> _The task_:
Output the material exactly, but drop every image it holds.

#### Data ####

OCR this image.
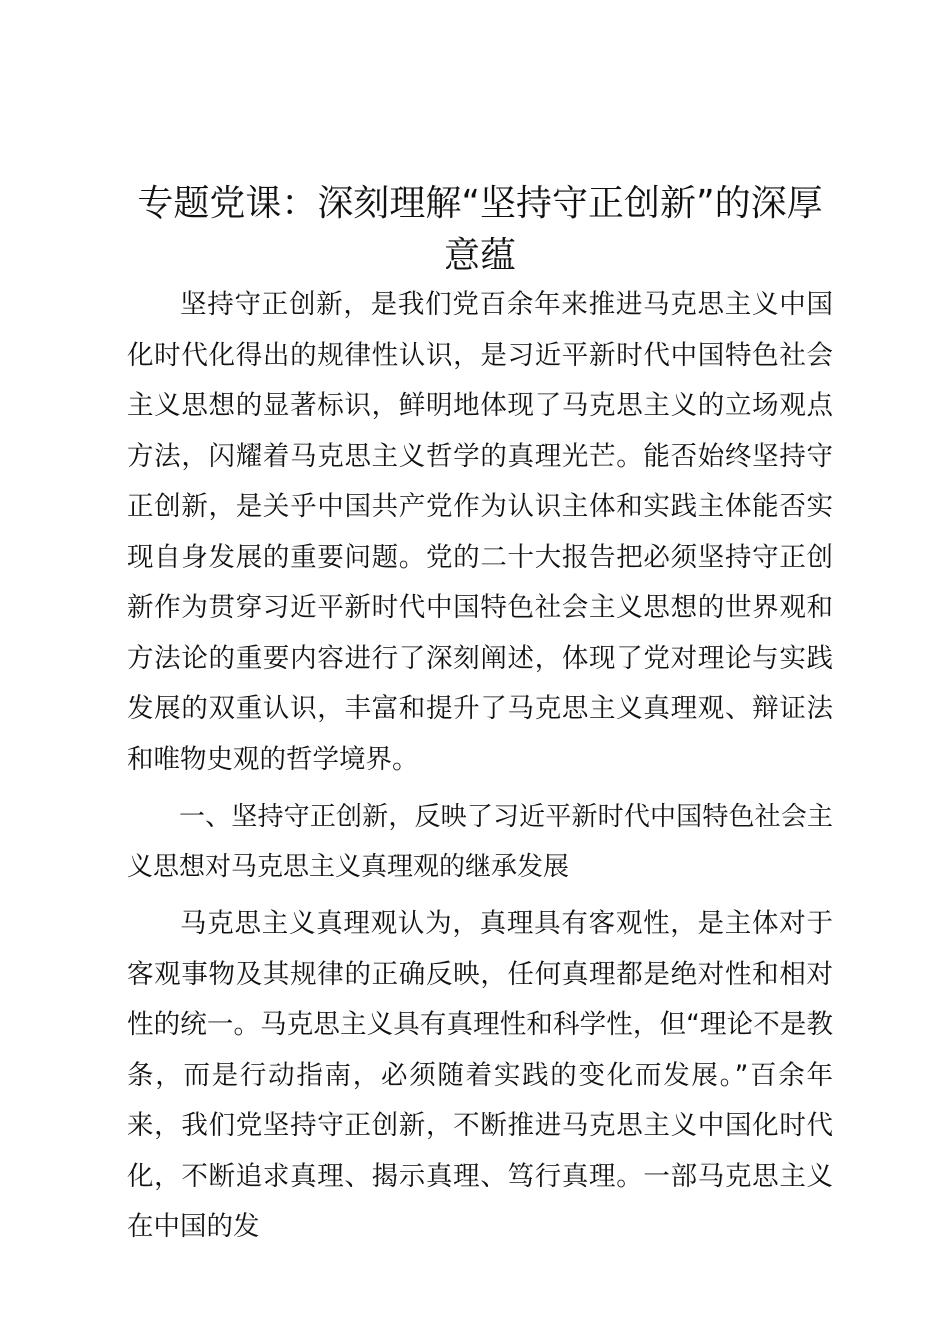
专题党课：深刻理解“坚持守正创新”的深厚意蕴

坚持守正创新，是我们党百余年来推进马克思主义中国化时代化得出的规律性认识，是习近平新时代中国特色社会主义思想的显著标识，鲜明地体现了马克思主义的立场观点方法，闪耀着马克思主义哲学的真理光芒。能否始终坚持守正创新，是关乎中国共产党作为认识主体和实践主体能否实现自身发展的重要问题。党的二十大报告把必须坚持守正创新作为贯穿习近平新时代中国特色社会主义思想的世界观和方法论的重要内容进行了深刻阐述，体现了党对理论与实践发展的双重认识，丰富和提升了马克思主义真理观、辩证法和唯物史观的哲学境界。

一、坚持守正创新，反映了习近平新时代中国特色社会主义思想对马克思主义真理观的继承发展

马克思主义真理观认为，真理具有客观性，是主体对于客观事物及其规律的正确反映，任何真理都是绝对性和相对性的统一。马克思主义具有真理性和科学性，但“理论不是教条，而是行动指南，必须随着实践的变化而发展。”百余年来，我们党坚持守正创新，不断推进马克思主义中国化时代化，不断追求真理、揭示真理、笃行真理。一部马克思主义在中国的发
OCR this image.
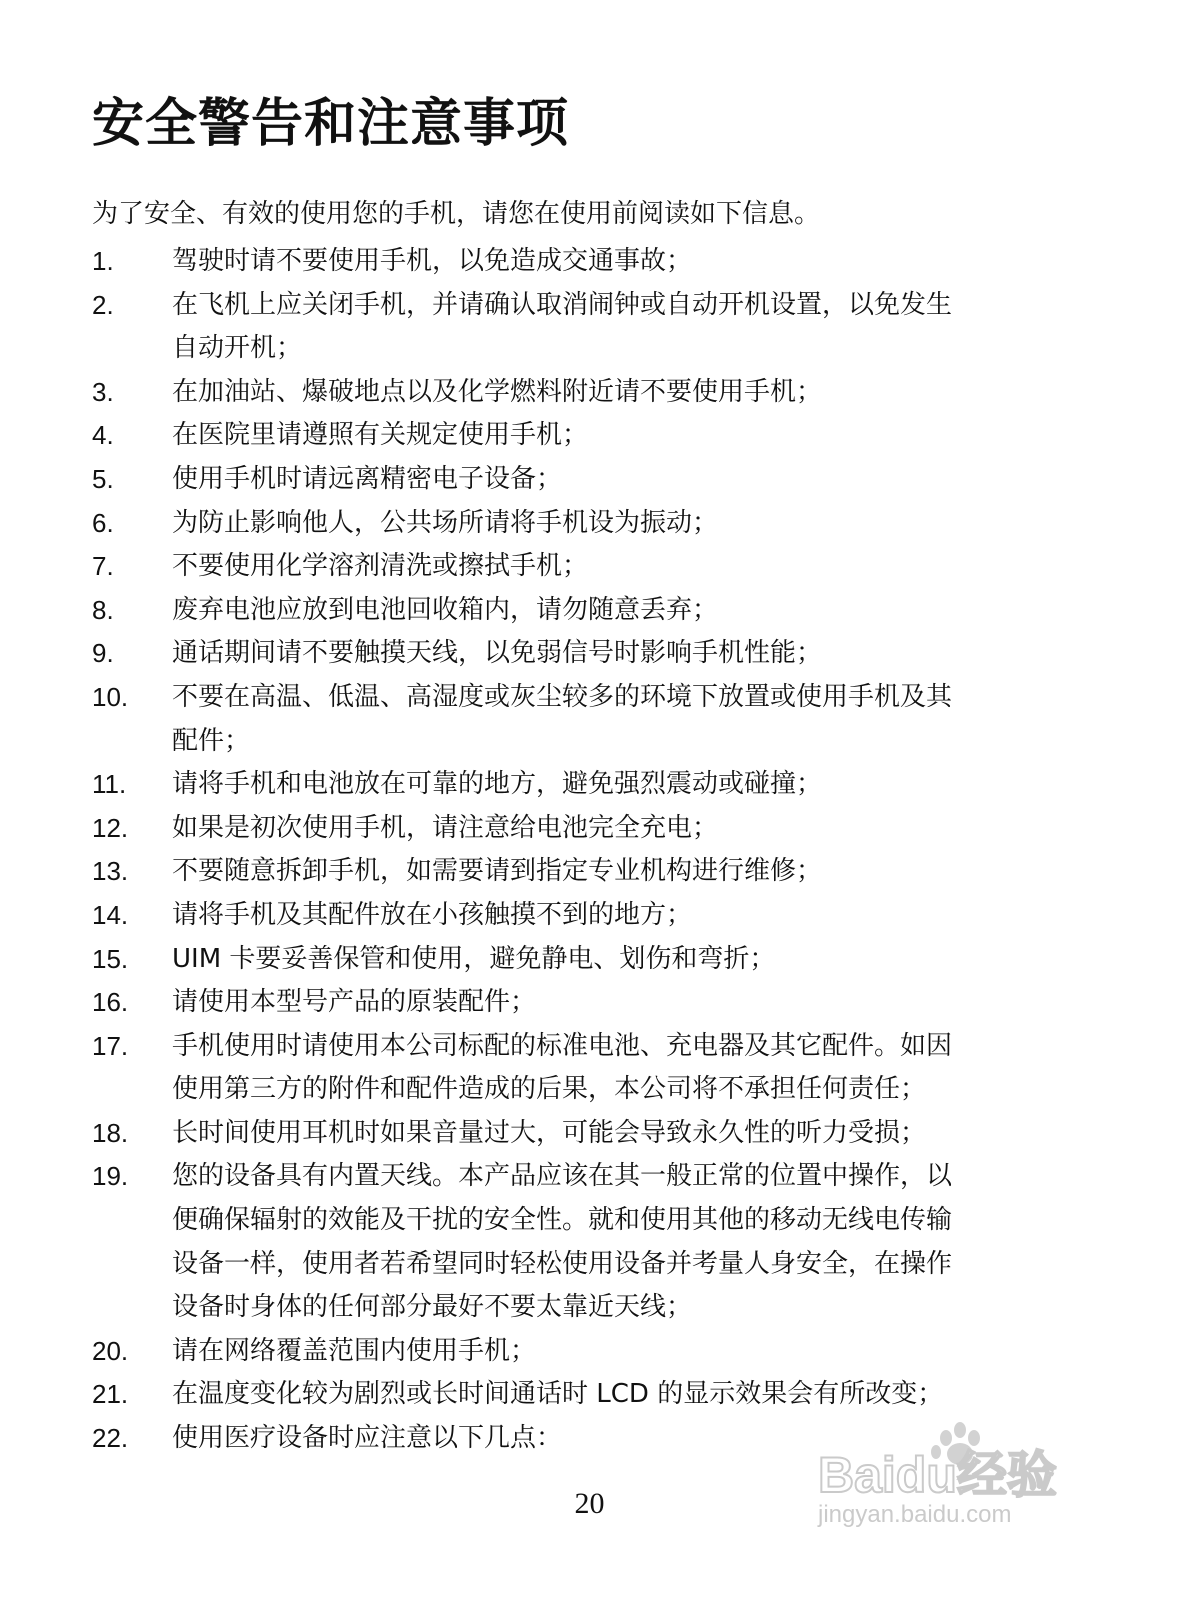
安全警告和注意事项
为了安全、有效的使用您的手机，请您在使用前阅读如下信息。
1.	驾驶时请不要使用手机，以免造成交通事故；
2.	在飞机上应关闭手机，并请确认取消闹钟或自动开机设置，以免发生
自动开机；
3.	在加油站、爆破地点以及化学燃料附近请不要使用手机；
4.	在医院里请遵照有关规定使用手机；
5.	使用手机时请远离精密电子设备；
6.	为防止影响他人，公共场所请将手机设为振动；
7.	不要使用化学溶剂清洗或擦拭手机；
8.	废弃电池应放到电池回收箱内，请勿随意丢弃；
9.	通话期间请不要触摸天线，以免弱信号时影响手机性能；
10.	不要在高温、低温、高湿度或灰尘较多的环境下放置或使用手机及其
配件；
11.	请将手机和电池放在可靠的地方，避免强烈震动或碰撞；
12.	如果是初次使用手机，请注意给电池完全充电；
13.	不要随意拆卸手机，如需要请到指定专业机构进行维修；
14.	请将手机及其配件放在小孩触摸不到的地方；
15.	UIM 卡要妥善保管和使用，避免静电、划伤和弯折；
16.	请使用本型号产品的原装配件；
17.	手机使用时请使用本公司标配的标准电池、充电器及其它配件。如因
使用第三方的附件和配件造成的后果，本公司将不承担任何责任；
18.	长时间使用耳机时如果音量过大，可能会导致永久性的听力受损；
19.	您的设备具有内置天线。本产品应该在其一般正常的位置中操作，以
便确保辐射的效能及干扰的安全性。就和使用其他的移动无线电传输
设备一样，使用者若希望同时轻松使用设备并考量人身安全，在操作
设备时身体的任何部分最好不要太靠近天线；
20.	请在网络覆盖范围内使用手机；
21.	在温度变化较为剧烈或长时间通话时 LCD 的显示效果会有所改变；
22.	使用医疗设备时应注意以下几点：
20
Baidu经验
jingyan.baidu.com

####

> _Solution_:
OCR this image.
专题党课：深刻理解“坚持守正创新”的深厚意蕴

坚持守正创新，是我们党百余年来推进马克思主义中国化时代化得出的规律性认识，是习近平新时代中国特色社会主义思想的显著标识，鲜明地体现了马克思主义的立场观点方法，闪耀着马克思主义哲学的真理光芒。能否始终坚持守正创新，是关乎中国共产党作为认识主体和实践主体能否实现自身发展的重要问题。党的二十大报告把必须坚持守正创新作为贯穿习近平新时代中国特色社会主义思想的世界观和方法论的重要内容进行了深刻阐述，体现了党对理论与实践发展的双重认识，丰富和提升了马克思主义真理观、辩证法和唯物史观的哲学境界。

一、坚持守正创新，反映了习近平新时代中国特色社会主义思想对马克思主义真理观的继承发展

马克思主义真理观认为，真理具有客观性，是主体对于客观事物及其规律的正确反映，任何真理都是绝对性和相对性的统一。马克思主义具有真理性和科学性，但“理论不是教条，而是行动指南，必须随着实践的变化而发展。”百余年来，我们党坚持守正创新，不断推进马克思主义中国化时代化，不断追求真理、揭示真理、笃行真理。一部马克思主义在中国的发
OCR this image.
安全警告和注意事项
为了安全、有效的使用您的手机，请您在使用前阅读如下信息。
1.	驾驶时请不要使用手机，以免造成交通事故；
2.	在飞机上应关闭手机，并请确认取消闹钟或自动开机设置，以免发生
自动开机；
3.	在加油站、爆破地点以及化学燃料附近请不要使用手机；
4.	在医院里请遵照有关规定使用手机；
5.	使用手机时请远离精密电子设备；
6.	为防止影响他人，公共场所请将手机设为振动；
7.	不要使用化学溶剂清洗或擦拭手机；
8.	废弃电池应放到电池回收箱内，请勿随意丢弃；
9.	通话期间请不要触摸天线，以免弱信号时影响手机性能；
10.	不要在高温、低温、高湿度或灰尘较多的环境下放置或使用手机及其
配件；
11.	请将手机和电池放在可靠的地方，避免强烈震动或碰撞；
12.	如果是初次使用手机，请注意给电池完全充电；
13.	不要随意拆卸手机，如需要请到指定专业机构进行维修；
14.	请将手机及其配件放在小孩触摸不到的地方；
15.	UIM 卡要妥善保管和使用，避免静电、划伤和弯折；
16.	请使用本型号产品的原装配件；
17.	手机使用时请使用本公司标配的标准电池、充电器及其它配件。如因
使用第三方的附件和配件造成的后果，本公司将不承担任何责任；
18.	长时间使用耳机时如果音量过大，可能会导致永久性的听力受损；
19.	您的设备具有内置天线。本产品应该在其一般正常的位置中操作，以
便确保辐射的效能及干扰的安全性。就和使用其他的移动无线电传输
设备一样，使用者若希望同时轻松使用设备并考量人身安全，在操作
设备时身体的任何部分最好不要太靠近天线；
20.	请在网络覆盖范围内使用手机；
21.	在温度变化较为剧烈或长时间通话时 LCD 的显示效果会有所改变；
22.	使用医疗设备时应注意以下几点：
20
Baidu经验
jingyan.baidu.com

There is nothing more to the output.